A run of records
_ _ _

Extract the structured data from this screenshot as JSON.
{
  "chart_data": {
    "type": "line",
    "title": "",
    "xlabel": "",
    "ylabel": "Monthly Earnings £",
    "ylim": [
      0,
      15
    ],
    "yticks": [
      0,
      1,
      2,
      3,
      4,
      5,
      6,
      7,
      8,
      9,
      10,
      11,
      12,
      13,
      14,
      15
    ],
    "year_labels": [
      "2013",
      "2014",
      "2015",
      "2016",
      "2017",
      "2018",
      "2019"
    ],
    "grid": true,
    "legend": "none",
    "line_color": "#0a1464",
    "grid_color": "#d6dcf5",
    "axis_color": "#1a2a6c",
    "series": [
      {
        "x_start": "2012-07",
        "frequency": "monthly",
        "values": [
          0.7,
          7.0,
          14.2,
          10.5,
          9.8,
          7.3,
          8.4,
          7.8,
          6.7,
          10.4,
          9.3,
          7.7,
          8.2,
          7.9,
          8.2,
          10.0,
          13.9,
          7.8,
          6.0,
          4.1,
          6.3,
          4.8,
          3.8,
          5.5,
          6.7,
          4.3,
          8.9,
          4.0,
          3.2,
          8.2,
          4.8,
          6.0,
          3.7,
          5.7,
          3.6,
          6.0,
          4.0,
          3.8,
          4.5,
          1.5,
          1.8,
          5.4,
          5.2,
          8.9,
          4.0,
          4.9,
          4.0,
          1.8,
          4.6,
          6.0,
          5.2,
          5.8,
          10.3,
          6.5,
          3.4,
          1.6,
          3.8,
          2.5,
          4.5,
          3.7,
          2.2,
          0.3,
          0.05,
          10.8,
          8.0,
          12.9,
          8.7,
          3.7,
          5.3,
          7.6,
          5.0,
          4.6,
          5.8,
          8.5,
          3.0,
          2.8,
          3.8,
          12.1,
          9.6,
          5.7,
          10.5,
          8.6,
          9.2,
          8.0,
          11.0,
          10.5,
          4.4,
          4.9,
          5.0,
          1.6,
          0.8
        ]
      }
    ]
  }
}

_ _ _

# [THE REQUEST]
Return the listing above in full, character for character.

# [EXERCISE OUTPUT]
Extract the structured data from this screenshot as JSON.
{
  "chart_data": {
    "type": "line",
    "title": "",
    "xlabel": "",
    "ylabel": "Monthly Earnings £",
    "ylim": [
      0,
      15
    ],
    "yticks": [
      0,
      1,
      2,
      3,
      4,
      5,
      6,
      7,
      8,
      9,
      10,
      11,
      12,
      13,
      14,
      15
    ],
    "year_labels": [
      "2013",
      "2014",
      "2015",
      "2016",
      "2017",
      "2018",
      "2019"
    ],
    "grid": true,
    "legend": "none",
    "line_color": "#0a1464",
    "grid_color": "#d6dcf5",
    "axis_color": "#1a2a6c",
    "series": [
      {
        "x_start": "2012-07",
        "frequency": "monthly",
        "values": [
          0.7,
          7.0,
          14.2,
          10.5,
          9.8,
          7.3,
          8.4,
          7.8,
          6.7,
          10.4,
          9.3,
          7.7,
          8.2,
          7.9,
          8.2,
          10.0,
          13.9,
          7.8,
          6.0,
          4.1,
          6.3,
          4.8,
          3.8,
          5.5,
          6.7,
          4.3,
          8.9,
          4.0,
          3.2,
          8.2,
          4.8,
          6.0,
          3.7,
          5.7,
          3.6,
          6.0,
          4.0,
          3.8,
          4.5,
          1.5,
          1.8,
          5.4,
          5.2,
          8.9,
          4.0,
          4.9,
          4.0,
          1.8,
          4.6,
          6.0,
          5.2,
          5.8,
          10.3,
          6.5,
          3.4,
          1.6,
          3.8,
          2.5,
          4.5,
          3.7,
          2.2,
          0.3,
          0.05,
          10.8,
          8.0,
          12.9,
          8.7,
          3.7,
          5.3,
          7.6,
          5.0,
          4.6,
          5.8,
          8.5,
          3.0,
          2.8,
          3.8,
          12.1,
          9.6,
          5.7,
          10.5,
          8.6,
          9.2,
          8.0,
          11.0,
          10.5,
          4.4,
          4.9,
          5.0,
          1.6,
          0.8
        ]
      }
    ]
  }
}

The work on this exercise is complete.